What to do:
Reproduce the listing below exactly. Pictures do not belong in the copy.

Given entries:
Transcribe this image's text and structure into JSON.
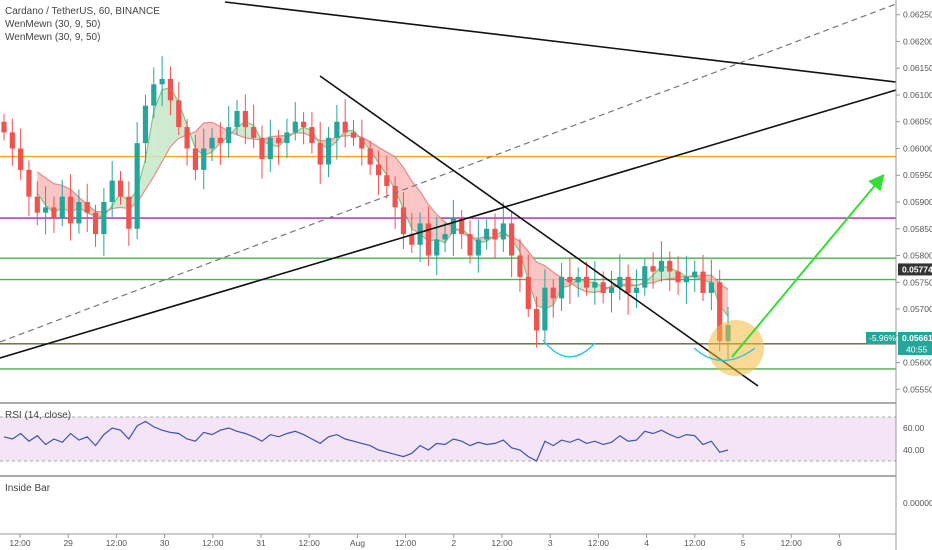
{
  "header": {
    "symbol_line": "Cardano / TetherUS, 60, BINANCE",
    "indicator_1": "WenMewn (30, 9, 50)",
    "indicator_2": "WenMewn (30, 9, 50)"
  },
  "rsi_pane": {
    "label": "RSI (14, close)",
    "ticks": [
      "60.00",
      "40.00"
    ]
  },
  "inside_bar_pane": {
    "label": "Inside Bar",
    "ticks": [
      "0.00000"
    ]
  },
  "price_axis": {
    "ticks": [
      "0.06250",
      "0.06200",
      "0.06150",
      "0.06100",
      "0.06050",
      "0.06000",
      "0.05950",
      "0.05900",
      "0.05850",
      "0.05800",
      "0.05750",
      "0.05700",
      "0.05650",
      "0.05600",
      "0.05550"
    ],
    "last_price_label": "0.05774",
    "current_price_label": "0.05661",
    "change_label": "-5.96%",
    "countdown_label": "40:55"
  },
  "time_axis": {
    "ticks": [
      "12:00",
      "29",
      "12:00",
      "30",
      "12:00",
      "31",
      "12:00",
      "Aug",
      "12:00",
      "2",
      "12:00",
      "3",
      "12:00",
      "4",
      "12:00",
      "5",
      "12:00",
      "6"
    ]
  },
  "colors": {
    "up": "#26a69a",
    "down": "#ef5350",
    "cloud_up": "#c8e6c9",
    "cloud_down": "#f8bbbb",
    "orange_level": "#f5a623",
    "purple_level": "#9c27b0",
    "green_level": "#4caf50",
    "olive_level": "#556b2f",
    "rsi_line": "#3f51b5",
    "rsi_fill": "#f3e5f5",
    "target_arrow": "#33dd33",
    "circle": "#f5b942"
  },
  "chart_data": {
    "type": "candlestick",
    "pair": "Cardano / TetherUS",
    "interval": "60",
    "exchange": "BINANCE",
    "y_range": [
      0.0553,
      0.0627
    ],
    "horizontal_levels": [
      {
        "price": 0.05985,
        "color": "orange"
      },
      {
        "price": 0.0587,
        "color": "purple"
      },
      {
        "price": 0.05795,
        "color": "green"
      },
      {
        "price": 0.05755,
        "color": "green"
      },
      {
        "price": 0.05635,
        "color": "olive"
      },
      {
        "price": 0.05588,
        "color": "green"
      }
    ],
    "price_path": [
      0.0603,
      0.06,
      0.0596,
      0.0591,
      0.0588,
      0.0589,
      0.0587,
      0.0591,
      0.0586,
      0.059,
      0.0588,
      0.0584,
      0.059,
      0.0594,
      0.0591,
      0.0585,
      0.0601,
      0.0608,
      0.0612,
      0.0613,
      0.0609,
      0.0604,
      0.06,
      0.0596,
      0.06,
      0.0602,
      0.0601,
      0.0604,
      0.0607,
      0.0604,
      0.0602,
      0.0598,
      0.0602,
      0.0601,
      0.0603,
      0.0605,
      0.0604,
      0.0601,
      0.0597,
      0.0602,
      0.0605,
      0.0603,
      0.0602,
      0.06,
      0.0597,
      0.0595,
      0.0593,
      0.0589,
      0.0584,
      0.0582,
      0.0586,
      0.058,
      0.0583,
      0.0584,
      0.0587,
      0.0584,
      0.058,
      0.0583,
      0.0585,
      0.0583,
      0.0586,
      0.058,
      0.0576,
      0.057,
      0.0566,
      0.0574,
      0.0572,
      0.0576,
      0.0575,
      0.0576,
      0.0574,
      0.0575,
      0.0573,
      0.0574,
      0.0576,
      0.0573,
      0.0574,
      0.0578,
      0.0577,
      0.0579,
      0.0577,
      0.0575,
      0.0576,
      0.0577,
      0.0573,
      0.0575,
      0.0564,
      0.0567
    ],
    "rsi_path": [
      52,
      50,
      55,
      48,
      53,
      45,
      50,
      47,
      55,
      49,
      52,
      44,
      54,
      60,
      58,
      50,
      62,
      66,
      61,
      58,
      56,
      55,
      50,
      48,
      56,
      54,
      58,
      60,
      57,
      55,
      52,
      48,
      54,
      52,
      55,
      57,
      54,
      50,
      46,
      52,
      54,
      50,
      48,
      46,
      44,
      40,
      38,
      36,
      34,
      37,
      44,
      40,
      46,
      45,
      50,
      48,
      44,
      47,
      45,
      46,
      49,
      42,
      40,
      34,
      30,
      48,
      44,
      49,
      47,
      50,
      46,
      48,
      45,
      47,
      53,
      48,
      49,
      57,
      55,
      58,
      54,
      51,
      54,
      53,
      45,
      48,
      38,
      40
    ]
  }
}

Written solution:
Transcribe this image's text and structure into JSON.
{
  "header": {
    "symbol_line": "Cardano / TetherUS, 60, BINANCE",
    "indicator_1": "WenMewn (30, 9, 50)",
    "indicator_2": "WenMewn (30, 9, 50)"
  },
  "rsi_pane": {
    "label": "RSI (14, close)",
    "ticks": [
      "60.00",
      "40.00"
    ]
  },
  "inside_bar_pane": {
    "label": "Inside Bar",
    "ticks": [
      "0.00000"
    ]
  },
  "price_axis": {
    "ticks": [
      "0.06250",
      "0.06200",
      "0.06150",
      "0.06100",
      "0.06050",
      "0.06000",
      "0.05950",
      "0.05900",
      "0.05850",
      "0.05800",
      "0.05750",
      "0.05700",
      "0.05650",
      "0.05600",
      "0.05550"
    ],
    "last_price_label": "0.05774",
    "current_price_label": "0.05661",
    "change_label": "-5.96%",
    "countdown_label": "40:55"
  },
  "time_axis": {
    "ticks": [
      "12:00",
      "29",
      "12:00",
      "30",
      "12:00",
      "31",
      "12:00",
      "Aug",
      "12:00",
      "2",
      "12:00",
      "3",
      "12:00",
      "4",
      "12:00",
      "5",
      "12:00",
      "6"
    ]
  },
  "colors": {
    "up": "#26a69a",
    "down": "#ef5350",
    "cloud_up": "#c8e6c9",
    "cloud_down": "#f8bbbb",
    "orange_level": "#f5a623",
    "purple_level": "#9c27b0",
    "green_level": "#4caf50",
    "olive_level": "#556b2f",
    "rsi_line": "#3f51b5",
    "rsi_fill": "#f3e5f5",
    "target_arrow": "#33dd33",
    "circle": "#f5b942"
  },
  "chart_data": {
    "type": "candlestick",
    "pair": "Cardano / TetherUS",
    "interval": "60",
    "exchange": "BINANCE",
    "y_range": [
      0.0553,
      0.0627
    ],
    "horizontal_levels": [
      {
        "price": 0.05985,
        "color": "orange"
      },
      {
        "price": 0.0587,
        "color": "purple"
      },
      {
        "price": 0.05795,
        "color": "green"
      },
      {
        "price": 0.05755,
        "color": "green"
      },
      {
        "price": 0.05635,
        "color": "olive"
      },
      {
        "price": 0.05588,
        "color": "green"
      }
    ],
    "price_path": [
      0.0603,
      0.06,
      0.0596,
      0.0591,
      0.0588,
      0.0589,
      0.0587,
      0.0591,
      0.0586,
      0.059,
      0.0588,
      0.0584,
      0.059,
      0.0594,
      0.0591,
      0.0585,
      0.0601,
      0.0608,
      0.0612,
      0.0613,
      0.0609,
      0.0604,
      0.06,
      0.0596,
      0.06,
      0.0602,
      0.0601,
      0.0604,
      0.0607,
      0.0604,
      0.0602,
      0.0598,
      0.0602,
      0.0601,
      0.0603,
      0.0605,
      0.0604,
      0.0601,
      0.0597,
      0.0602,
      0.0605,
      0.0603,
      0.0602,
      0.06,
      0.0597,
      0.0595,
      0.0593,
      0.0589,
      0.0584,
      0.0582,
      0.0586,
      0.058,
      0.0583,
      0.0584,
      0.0587,
      0.0584,
      0.058,
      0.0583,
      0.0585,
      0.0583,
      0.0586,
      0.058,
      0.0576,
      0.057,
      0.0566,
      0.0574,
      0.0572,
      0.0576,
      0.0575,
      0.0576,
      0.0574,
      0.0575,
      0.0573,
      0.0574,
      0.0576,
      0.0573,
      0.0574,
      0.0578,
      0.0577,
      0.0579,
      0.0577,
      0.0575,
      0.0576,
      0.0577,
      0.0573,
      0.0575,
      0.0564,
      0.0567
    ],
    "rsi_path": [
      52,
      50,
      55,
      48,
      53,
      45,
      50,
      47,
      55,
      49,
      52,
      44,
      54,
      60,
      58,
      50,
      62,
      66,
      61,
      58,
      56,
      55,
      50,
      48,
      56,
      54,
      58,
      60,
      57,
      55,
      52,
      48,
      54,
      52,
      55,
      57,
      54,
      50,
      46,
      52,
      54,
      50,
      48,
      46,
      44,
      40,
      38,
      36,
      34,
      37,
      44,
      40,
      46,
      45,
      50,
      48,
      44,
      47,
      45,
      46,
      49,
      42,
      40,
      34,
      30,
      48,
      44,
      49,
      47,
      50,
      46,
      48,
      45,
      47,
      53,
      48,
      49,
      57,
      55,
      58,
      54,
      51,
      54,
      53,
      45,
      48,
      38,
      40
    ]
  }
}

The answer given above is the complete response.